Tally the lines of the listing that contain the string "COMPLAINTS". Give the number and nothing else.

§ §

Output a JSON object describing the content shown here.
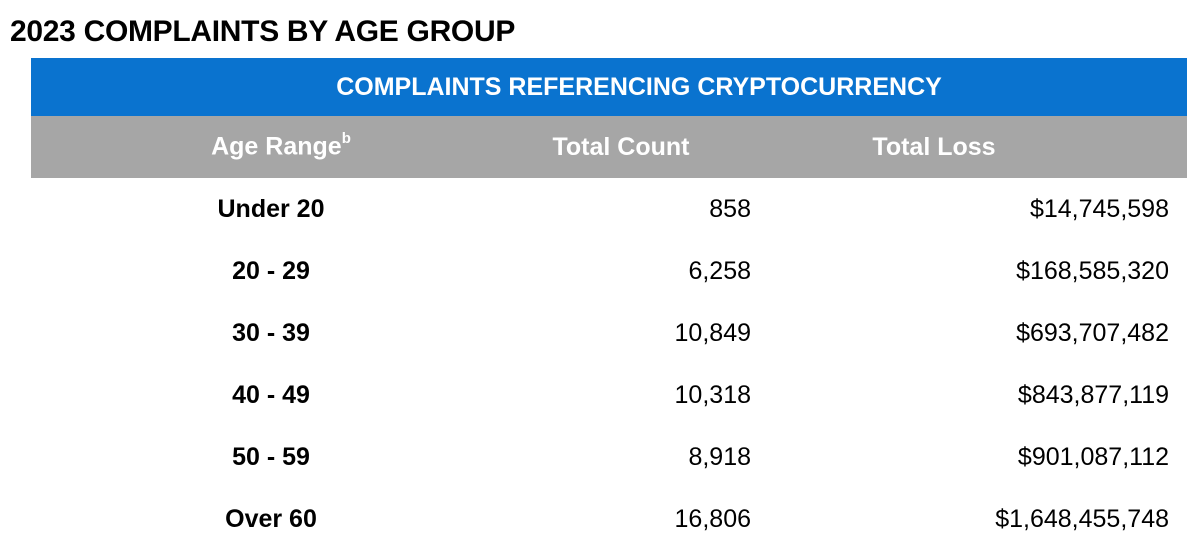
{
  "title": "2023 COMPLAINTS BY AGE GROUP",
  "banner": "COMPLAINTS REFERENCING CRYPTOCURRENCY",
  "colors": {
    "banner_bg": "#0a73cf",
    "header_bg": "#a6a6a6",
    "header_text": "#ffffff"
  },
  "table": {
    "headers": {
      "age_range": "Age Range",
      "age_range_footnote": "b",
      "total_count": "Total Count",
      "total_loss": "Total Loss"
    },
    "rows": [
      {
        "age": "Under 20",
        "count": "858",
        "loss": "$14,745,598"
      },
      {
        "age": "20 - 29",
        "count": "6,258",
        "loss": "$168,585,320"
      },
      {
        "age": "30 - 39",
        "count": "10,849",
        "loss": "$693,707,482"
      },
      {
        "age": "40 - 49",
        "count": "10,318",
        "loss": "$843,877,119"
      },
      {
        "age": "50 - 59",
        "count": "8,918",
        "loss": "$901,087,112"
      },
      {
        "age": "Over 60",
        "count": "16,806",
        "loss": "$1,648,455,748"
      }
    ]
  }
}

§ §

Solution: 2